__Work to do__. Below are the records; copy each line in them that holds the word "containment".

__Data lines__.
===

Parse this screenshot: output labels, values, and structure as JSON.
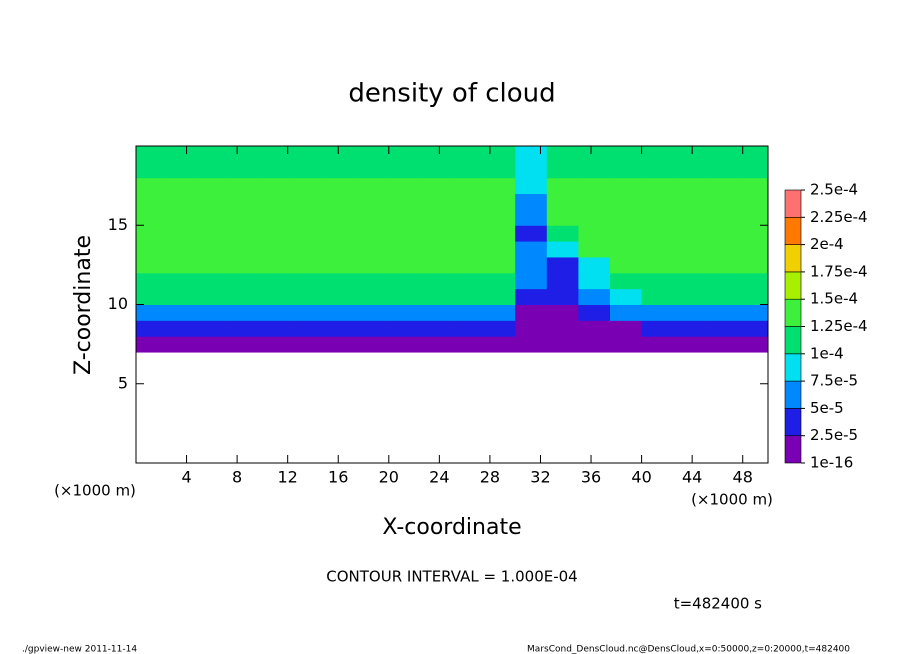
{
  "chart_data": {
    "type": "contourf",
    "title": "density of cloud",
    "x_label": "X-coordinate",
    "y_label": "Z-coordinate",
    "x_unit": "(×1000 m)",
    "y_unit": "(×1000 m)",
    "contour_note": "CONTOUR INTERVAL = 1.000E-04",
    "time_label": "t=482400 s",
    "footer_left": "./gpview-new  2011-11-14",
    "footer_right": "MarsCond_DensCloud.nc@DensCloud,x=0:50000,z=0:20000,t=482400",
    "xlim": [
      0,
      50
    ],
    "ylim": [
      0,
      20
    ],
    "xticks": [
      4,
      8,
      12,
      16,
      20,
      24,
      28,
      32,
      36,
      40,
      44,
      48
    ],
    "yticks": [
      5,
      10,
      15
    ],
    "x": [
      1.25,
      3.75,
      6.25,
      8.75,
      11.25,
      13.75,
      16.25,
      18.75,
      21.25,
      23.75,
      26.25,
      28.75,
      31.25,
      33.75,
      36.25,
      38.75,
      41.25,
      43.75,
      46.25,
      48.75
    ],
    "y": [
      0.5,
      1.5,
      2.5,
      3.5,
      4.5,
      5.5,
      6.5,
      7.5,
      8.5,
      9.5,
      10.5,
      11.5,
      12.5,
      13.5,
      14.5,
      15.5,
      16.5,
      17.5,
      18.5,
      19.5
    ],
    "levels": [
      {
        "value": 1e-16,
        "label": "1e-16"
      },
      {
        "value": 2.5e-05,
        "label": "2.5e-5"
      },
      {
        "value": 5e-05,
        "label": "5e-5"
      },
      {
        "value": 7.5e-05,
        "label": "7.5e-5"
      },
      {
        "value": 0.0001,
        "label": "1e-4"
      },
      {
        "value": 0.000125,
        "label": "1.25e-4"
      },
      {
        "value": 0.00015,
        "label": "1.5e-4"
      },
      {
        "value": 0.000175,
        "label": "1.75e-4"
      },
      {
        "value": 0.0002,
        "label": "2e-4"
      },
      {
        "value": 0.000225,
        "label": "2.25e-4"
      },
      {
        "value": 0.00025,
        "label": "2.5e-4"
      }
    ],
    "colors": [
      "#7a00b4",
      "#1e1ee6",
      "#0088ff",
      "#00e0f0",
      "#00e070",
      "#3cf03c",
      "#a8f000",
      "#f0d000",
      "#ff7800",
      "#ff7070"
    ],
    "z": [
      [
        null,
        null,
        null,
        null,
        null,
        null,
        null,
        null,
        null,
        null,
        null,
        null,
        null,
        null,
        null,
        null,
        null,
        null,
        null,
        null
      ],
      [
        null,
        null,
        null,
        null,
        null,
        null,
        null,
        null,
        null,
        null,
        null,
        null,
        null,
        null,
        null,
        null,
        null,
        null,
        null,
        null
      ],
      [
        null,
        null,
        null,
        null,
        null,
        null,
        null,
        null,
        null,
        null,
        null,
        null,
        null,
        null,
        null,
        null,
        null,
        null,
        null,
        null
      ],
      [
        null,
        null,
        null,
        null,
        null,
        null,
        null,
        null,
        null,
        null,
        null,
        null,
        null,
        null,
        null,
        null,
        null,
        null,
        null,
        null
      ],
      [
        null,
        null,
        null,
        null,
        null,
        null,
        null,
        null,
        null,
        null,
        null,
        null,
        null,
        null,
        null,
        null,
        null,
        null,
        null,
        null
      ],
      [
        null,
        null,
        null,
        null,
        null,
        null,
        null,
        null,
        null,
        null,
        null,
        null,
        null,
        null,
        null,
        null,
        null,
        null,
        null,
        null
      ],
      [
        null,
        null,
        null,
        null,
        null,
        null,
        null,
        null,
        null,
        null,
        null,
        null,
        null,
        null,
        null,
        null,
        null,
        null,
        null,
        null
      ],
      [
        1e-05,
        1e-05,
        1e-05,
        1e-05,
        1e-05,
        1e-05,
        1e-05,
        1e-05,
        1e-05,
        1e-05,
        1e-05,
        1e-05,
        1e-05,
        1e-05,
        1e-05,
        1e-05,
        1e-05,
        1e-05,
        1e-05,
        1e-05
      ],
      [
        3e-05,
        3e-05,
        3e-05,
        3e-05,
        3e-05,
        3e-05,
        3e-05,
        3e-05,
        3e-05,
        3e-05,
        3e-05,
        3e-05,
        1.5e-05,
        1.5e-05,
        2e-05,
        2e-05,
        3e-05,
        3e-05,
        3e-05,
        3e-05
      ],
      [
        7e-05,
        7e-05,
        7e-05,
        7e-05,
        7e-05,
        7e-05,
        7e-05,
        7e-05,
        7e-05,
        7e-05,
        7e-05,
        7e-05,
        2e-05,
        2e-05,
        3e-05,
        5e-05,
        7e-05,
        7e-05,
        7e-05,
        7e-05
      ],
      [
        0.00011,
        0.00011,
        0.00011,
        0.00011,
        0.00011,
        0.00011,
        0.00011,
        0.00011,
        0.00011,
        0.00011,
        0.00011,
        0.00011,
        3e-05,
        4e-05,
        6e-05,
        9e-05,
        0.00011,
        0.00011,
        0.00011,
        0.00011
      ],
      [
        0.00012,
        0.00012,
        0.00012,
        0.00012,
        0.00012,
        0.00012,
        0.00012,
        0.00012,
        0.00012,
        0.00012,
        0.00012,
        0.00012,
        5e-05,
        4e-05,
        8e-05,
        0.00011,
        0.00012,
        0.00012,
        0.00012,
        0.00012
      ],
      [
        0.00013,
        0.00013,
        0.00013,
        0.00013,
        0.00013,
        0.00013,
        0.00013,
        0.00013,
        0.00013,
        0.00013,
        0.00013,
        0.00013,
        7e-05,
        4e-05,
        9e-05,
        0.00013,
        0.00013,
        0.00013,
        0.00013,
        0.00013
      ],
      [
        0.000135,
        0.000135,
        0.000135,
        0.000135,
        0.000135,
        0.000135,
        0.000135,
        0.000135,
        0.000135,
        0.000135,
        0.000135,
        0.000135,
        5e-05,
        9e-05,
        0.000135,
        0.000135,
        0.000135,
        0.000135,
        0.000135,
        0.000135
      ],
      [
        0.000135,
        0.000135,
        0.000135,
        0.000135,
        0.000135,
        0.000135,
        0.000135,
        0.000135,
        0.000135,
        0.000135,
        0.000135,
        0.000135,
        4e-05,
        0.00012,
        0.000135,
        0.000135,
        0.000135,
        0.000135,
        0.000135,
        0.000135
      ],
      [
        0.00013,
        0.00013,
        0.00013,
        0.00013,
        0.00013,
        0.00013,
        0.00013,
        0.00013,
        0.00013,
        0.00013,
        0.00013,
        0.00013,
        5e-05,
        0.00013,
        0.00013,
        0.00013,
        0.00013,
        0.00013,
        0.00013,
        0.00013
      ],
      [
        0.00013,
        0.00013,
        0.00013,
        0.00013,
        0.00013,
        0.00013,
        0.00013,
        0.00013,
        0.00013,
        0.00013,
        0.00013,
        0.00013,
        7e-05,
        0.00013,
        0.00013,
        0.00013,
        0.00013,
        0.00013,
        0.00013,
        0.00013
      ],
      [
        0.00013,
        0.00013,
        0.00013,
        0.00013,
        0.00013,
        0.00013,
        0.00013,
        0.00013,
        0.00013,
        0.00013,
        0.00013,
        0.00013,
        8e-05,
        0.00013,
        0.00013,
        0.00013,
        0.00013,
        0.00013,
        0.00013,
        0.00013
      ],
      [
        0.00012,
        0.00012,
        0.00012,
        0.00012,
        0.00012,
        0.00012,
        0.00012,
        0.00012,
        0.00012,
        0.00012,
        0.00012,
        0.00012,
        9e-05,
        0.00012,
        0.00012,
        0.00012,
        0.00012,
        0.00012,
        0.00012,
        0.00012
      ],
      [
        0.000115,
        0.000115,
        0.000115,
        0.000115,
        0.000115,
        0.000115,
        0.000115,
        0.000115,
        0.000115,
        0.000115,
        0.000115,
        0.000115,
        8e-05,
        0.000115,
        0.000115,
        0.000115,
        0.000115,
        0.000115,
        0.000115,
        0.000115
      ]
    ]
  }
}
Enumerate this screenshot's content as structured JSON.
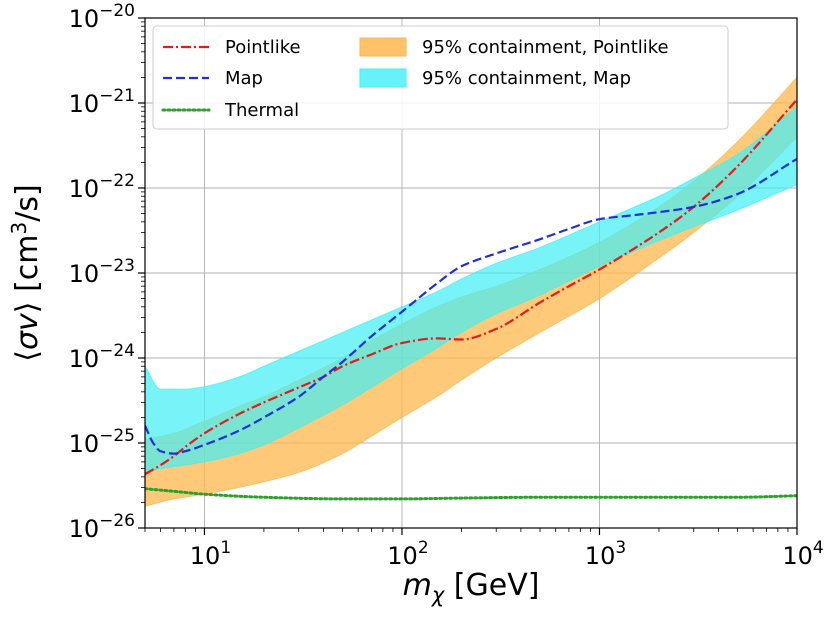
{
  "chart_data": {
    "type": "line",
    "xlabel": {
      "base": "m",
      "sub": "χ",
      "rest": " [GeV]"
    },
    "ylabel": {
      "open": "⟨",
      "var": "σv",
      "close": "⟩",
      "pre": " [cm",
      "sup": "3",
      "post": "/s]"
    },
    "xscale": "log",
    "yscale": "log",
    "xlim": [
      5,
      10000
    ],
    "ylim": [
      1e-26,
      1e-20
    ],
    "grid": true,
    "legend_position": "top",
    "x_ticks": [
      {
        "value": 10,
        "base": "10",
        "exp": "1"
      },
      {
        "value": 100,
        "base": "10",
        "exp": "2"
      },
      {
        "value": 1000,
        "base": "10",
        "exp": "3"
      },
      {
        "value": 10000,
        "base": "10",
        "exp": "4"
      }
    ],
    "y_ticks": [
      {
        "value": 1e-26,
        "base": "10",
        "exp": "−26"
      },
      {
        "value": 1e-25,
        "base": "10",
        "exp": "−25"
      },
      {
        "value": 1e-24,
        "base": "10",
        "exp": "−24"
      },
      {
        "value": 1e-23,
        "base": "10",
        "exp": "−23"
      },
      {
        "value": 1e-22,
        "base": "10",
        "exp": "−22"
      },
      {
        "value": 1e-21,
        "base": "10",
        "exp": "−21"
      },
      {
        "value": 1e-20,
        "base": "10",
        "exp": "−20"
      }
    ],
    "series": [
      {
        "name": "Pointlike",
        "color": "#e41a1c",
        "dash": "dashdot",
        "x": [
          5,
          6,
          7,
          8,
          10,
          15,
          20,
          30,
          40,
          50,
          70,
          100,
          150,
          200,
          300,
          500,
          700,
          1000,
          2000,
          3000,
          5000,
          10000
        ],
        "y": [
          4.3e-26,
          5.5e-26,
          7e-26,
          9e-26,
          1.3e-25,
          2.2e-25,
          3e-25,
          4.5e-25,
          6e-25,
          8e-25,
          1.1e-24,
          1.5e-24,
          1.7e-24,
          1.65e-24,
          2.2e-24,
          4.5e-24,
          7e-24,
          1.1e-23,
          3e-23,
          6e-23,
          1.8e-22,
          1.1e-21
        ]
      },
      {
        "name": "Map",
        "color": "#1f2fdf",
        "dash": "dashed",
        "x": [
          5,
          5.5,
          6,
          7,
          8,
          10,
          15,
          20,
          30,
          40,
          50,
          70,
          100,
          150,
          200,
          300,
          500,
          700,
          1000,
          1500,
          2000,
          3000,
          5000,
          10000
        ],
        "y": [
          1.6e-25,
          1e-25,
          8e-26,
          7.5e-26,
          8e-26,
          9.5e-26,
          1.4e-25,
          2e-25,
          3.5e-25,
          6e-25,
          9e-25,
          1.8e-24,
          3.5e-24,
          7.5e-24,
          1.2e-23,
          1.7e-23,
          2.5e-23,
          3.3e-23,
          4.3e-23,
          4.8e-23,
          5.2e-23,
          6e-23,
          8.5e-23,
          2.2e-22
        ]
      },
      {
        "name": "Thermal",
        "color": "#2ca02c",
        "dash": "dotted",
        "x": [
          5,
          7,
          10,
          20,
          50,
          100,
          200,
          500,
          1000,
          2000,
          5000,
          10000
        ],
        "y": [
          2.9e-26,
          2.7e-26,
          2.5e-26,
          2.3e-26,
          2.2e-26,
          2.2e-26,
          2.25e-26,
          2.3e-26,
          2.3e-26,
          2.3e-26,
          2.3e-26,
          2.4e-26
        ]
      }
    ],
    "bands": [
      {
        "name": "95% containment, Pointlike",
        "color": "#ffb74d",
        "opacity": 0.75,
        "x": [
          5,
          7,
          10,
          15,
          20,
          30,
          50,
          70,
          100,
          150,
          200,
          300,
          500,
          1000,
          2000,
          3000,
          5000,
          10000
        ],
        "lower": [
          1.8e-26,
          2.2e-26,
          2.5e-26,
          3e-26,
          3.5e-26,
          4.5e-26,
          7.5e-26,
          1.2e-25,
          2e-25,
          3.5e-25,
          5.5e-25,
          1e-24,
          2e-24,
          5e-24,
          1.5e-23,
          3e-23,
          8e-23,
          4e-22
        ],
        "upper": [
          1.1e-25,
          1.3e-25,
          1.8e-25,
          2.7e-25,
          3.5e-25,
          5.5e-25,
          1e-24,
          1.6e-24,
          2.5e-24,
          4e-24,
          5.2e-24,
          7e-24,
          1.1e-23,
          2.3e-23,
          6e-23,
          1.2e-22,
          3.5e-22,
          2e-21
        ]
      },
      {
        "name": "95% containment, Map",
        "color": "#3ef0f7",
        "opacity": 0.7,
        "x": [
          5,
          6,
          8,
          10,
          15,
          20,
          30,
          50,
          70,
          100,
          150,
          200,
          300,
          500,
          1000,
          2000,
          3000,
          5000,
          10000
        ],
        "lower": [
          4.5e-26,
          5e-26,
          5.5e-26,
          6e-26,
          7.5e-26,
          9.5e-26,
          1.5e-25,
          2.8e-25,
          4.5e-25,
          7.5e-25,
          1.3e-24,
          2e-24,
          3.3e-24,
          5.5e-24,
          1.2e-23,
          2.4e-23,
          3.5e-23,
          5.5e-23,
          1.1e-22
        ],
        "upper": [
          8e-25,
          4.3e-25,
          4.3e-25,
          4.6e-25,
          6e-25,
          8e-25,
          1.2e-24,
          2e-24,
          2.8e-24,
          4e-24,
          6e-24,
          8.5e-24,
          1.3e-23,
          2e-23,
          4e-23,
          8e-23,
          1.3e-22,
          2.5e-22,
          9e-22
        ]
      }
    ],
    "legend": [
      {
        "label": "Pointlike",
        "kind": "line",
        "ref": "Pointlike"
      },
      {
        "label": "Map",
        "kind": "line",
        "ref": "Map"
      },
      {
        "label": "Thermal",
        "kind": "line",
        "ref": "Thermal"
      },
      {
        "label": "95% containment, Pointlike",
        "kind": "band",
        "ref": "95% containment, Pointlike"
      },
      {
        "label": "95% containment, Map",
        "kind": "band",
        "ref": "95% containment, Map"
      }
    ]
  }
}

===

__Response for this exercise__.
        "name": "95% containment, Pointlike",
        "name": "95% containment, Map",
        "label": "95% containment, Pointlike",
        "ref": "95% containment, Pointlike"
        "label": "95% containment, Map",
        "ref": "95% containment, Map"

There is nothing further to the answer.